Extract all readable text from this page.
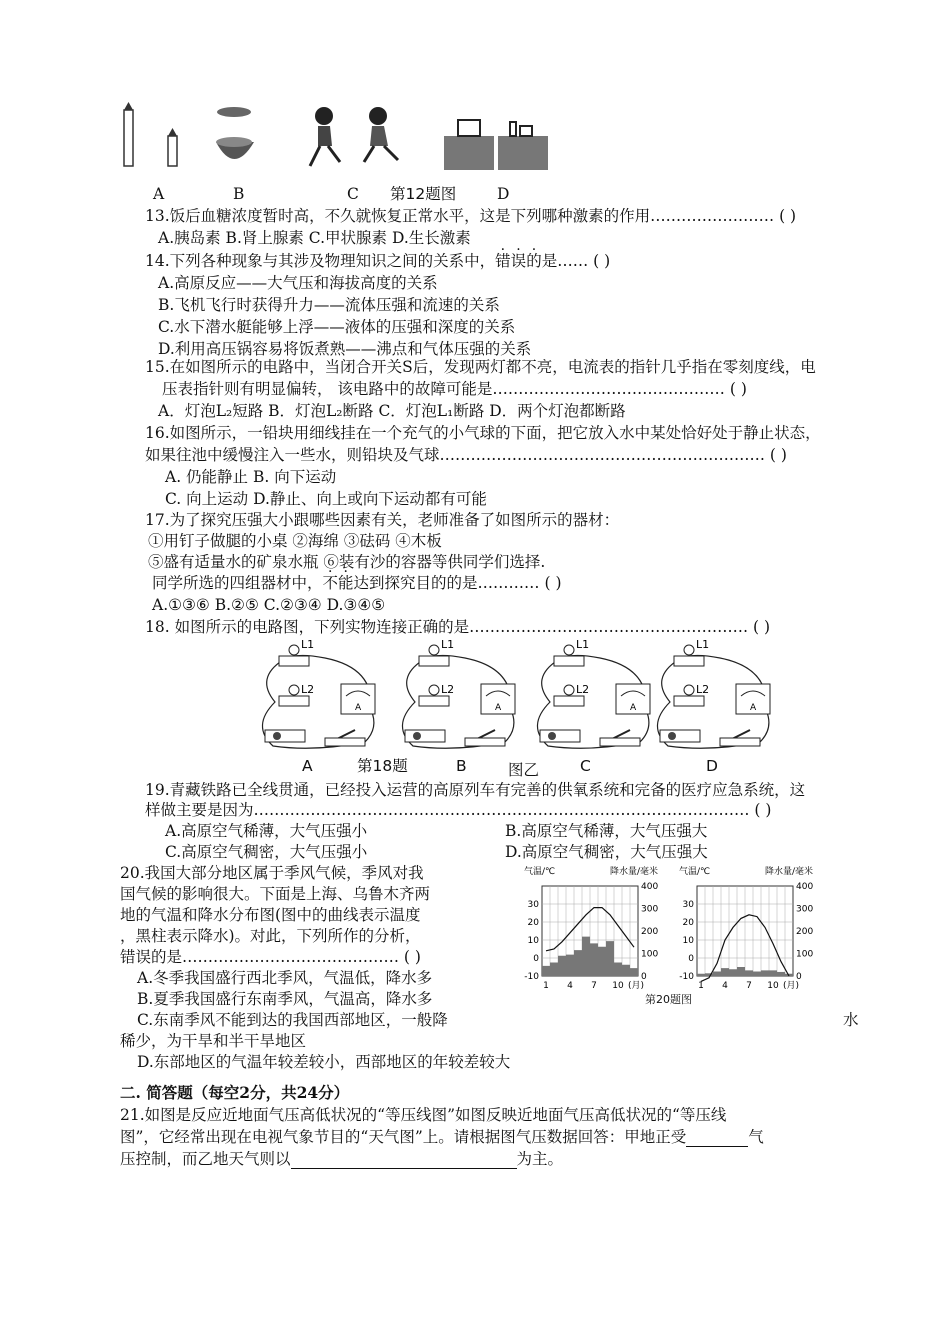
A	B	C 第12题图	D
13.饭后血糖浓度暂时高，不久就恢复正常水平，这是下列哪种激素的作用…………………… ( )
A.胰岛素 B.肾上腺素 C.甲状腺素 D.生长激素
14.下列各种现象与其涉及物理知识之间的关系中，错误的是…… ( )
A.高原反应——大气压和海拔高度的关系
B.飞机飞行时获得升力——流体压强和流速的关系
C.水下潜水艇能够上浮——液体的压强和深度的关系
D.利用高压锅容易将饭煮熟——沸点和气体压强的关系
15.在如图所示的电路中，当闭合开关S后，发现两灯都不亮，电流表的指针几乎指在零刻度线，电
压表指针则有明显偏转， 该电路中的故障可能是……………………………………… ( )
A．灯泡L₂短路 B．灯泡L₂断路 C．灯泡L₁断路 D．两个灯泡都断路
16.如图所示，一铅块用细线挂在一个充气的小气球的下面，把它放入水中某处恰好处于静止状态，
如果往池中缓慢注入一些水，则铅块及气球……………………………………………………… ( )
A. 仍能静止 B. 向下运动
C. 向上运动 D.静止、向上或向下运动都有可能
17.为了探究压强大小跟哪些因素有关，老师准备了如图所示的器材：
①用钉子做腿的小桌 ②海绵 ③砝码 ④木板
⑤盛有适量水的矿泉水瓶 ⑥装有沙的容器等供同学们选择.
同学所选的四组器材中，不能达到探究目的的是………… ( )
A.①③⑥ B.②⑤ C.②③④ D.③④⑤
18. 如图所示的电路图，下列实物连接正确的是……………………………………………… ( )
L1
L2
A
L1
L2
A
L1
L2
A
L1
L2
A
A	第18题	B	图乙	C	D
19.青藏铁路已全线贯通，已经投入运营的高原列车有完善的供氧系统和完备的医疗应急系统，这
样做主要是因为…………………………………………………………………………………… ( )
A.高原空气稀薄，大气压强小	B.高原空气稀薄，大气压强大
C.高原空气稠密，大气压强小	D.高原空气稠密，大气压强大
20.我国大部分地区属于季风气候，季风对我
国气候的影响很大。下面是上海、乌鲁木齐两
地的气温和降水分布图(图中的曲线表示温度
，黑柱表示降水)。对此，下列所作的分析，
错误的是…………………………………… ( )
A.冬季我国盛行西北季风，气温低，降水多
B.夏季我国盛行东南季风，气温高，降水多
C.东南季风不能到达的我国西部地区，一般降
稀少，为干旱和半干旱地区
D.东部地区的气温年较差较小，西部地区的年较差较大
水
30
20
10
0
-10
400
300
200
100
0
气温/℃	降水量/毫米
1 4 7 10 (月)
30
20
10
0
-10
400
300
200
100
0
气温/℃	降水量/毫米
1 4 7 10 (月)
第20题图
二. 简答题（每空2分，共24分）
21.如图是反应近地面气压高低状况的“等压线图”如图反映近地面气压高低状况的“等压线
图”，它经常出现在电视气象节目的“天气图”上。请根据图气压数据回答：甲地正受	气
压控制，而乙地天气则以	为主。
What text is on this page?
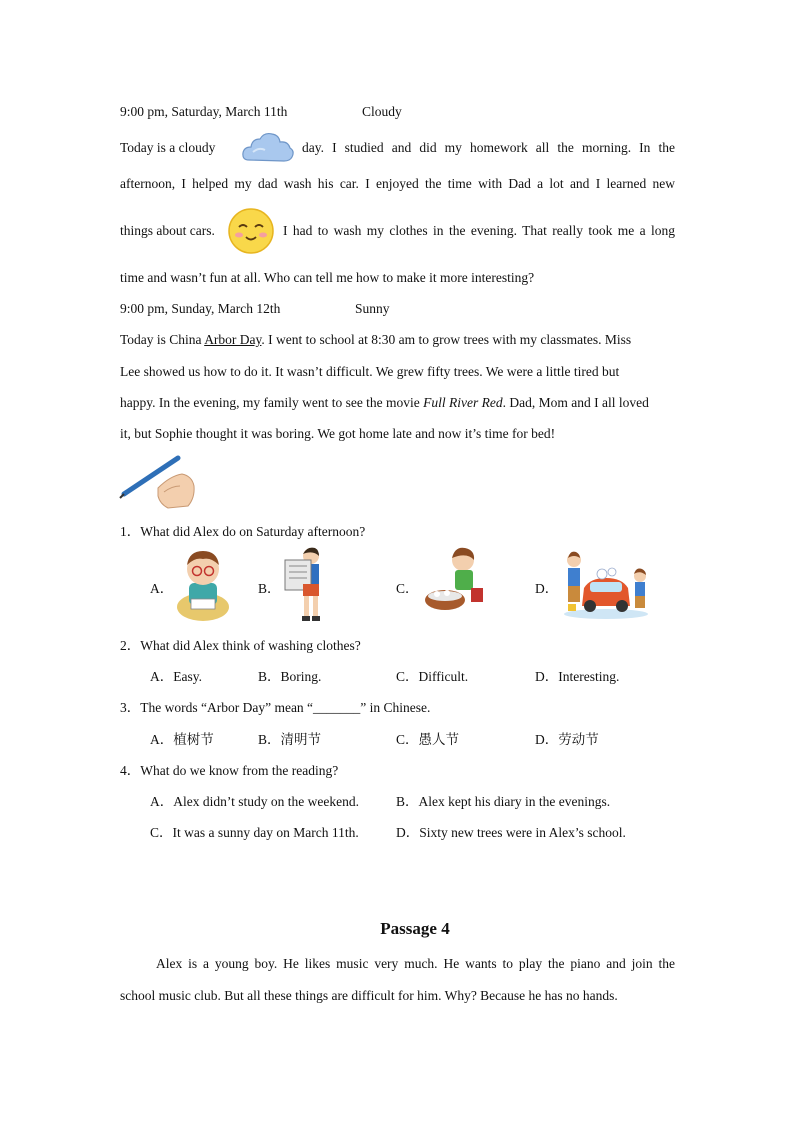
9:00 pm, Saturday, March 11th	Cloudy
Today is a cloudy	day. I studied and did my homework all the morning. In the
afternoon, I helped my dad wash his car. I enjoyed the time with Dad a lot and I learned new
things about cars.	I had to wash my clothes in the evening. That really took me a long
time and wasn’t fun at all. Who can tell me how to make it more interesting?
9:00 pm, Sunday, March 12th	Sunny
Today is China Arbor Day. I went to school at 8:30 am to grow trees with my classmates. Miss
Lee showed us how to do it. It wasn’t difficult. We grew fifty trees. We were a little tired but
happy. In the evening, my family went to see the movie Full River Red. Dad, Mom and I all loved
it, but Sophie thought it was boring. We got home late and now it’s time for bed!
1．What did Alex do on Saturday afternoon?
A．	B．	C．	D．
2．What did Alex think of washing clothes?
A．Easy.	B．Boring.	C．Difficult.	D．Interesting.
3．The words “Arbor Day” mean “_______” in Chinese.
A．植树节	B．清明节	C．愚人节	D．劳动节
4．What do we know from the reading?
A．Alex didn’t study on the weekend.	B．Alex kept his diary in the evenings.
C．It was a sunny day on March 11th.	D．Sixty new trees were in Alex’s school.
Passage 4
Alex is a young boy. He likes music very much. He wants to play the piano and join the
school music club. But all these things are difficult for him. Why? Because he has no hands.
========================
= Task to carry out =
Every line of the listing that holds "text" should be found and copied.

= Full output =
Extract all readable text from this page.
What text is on this page?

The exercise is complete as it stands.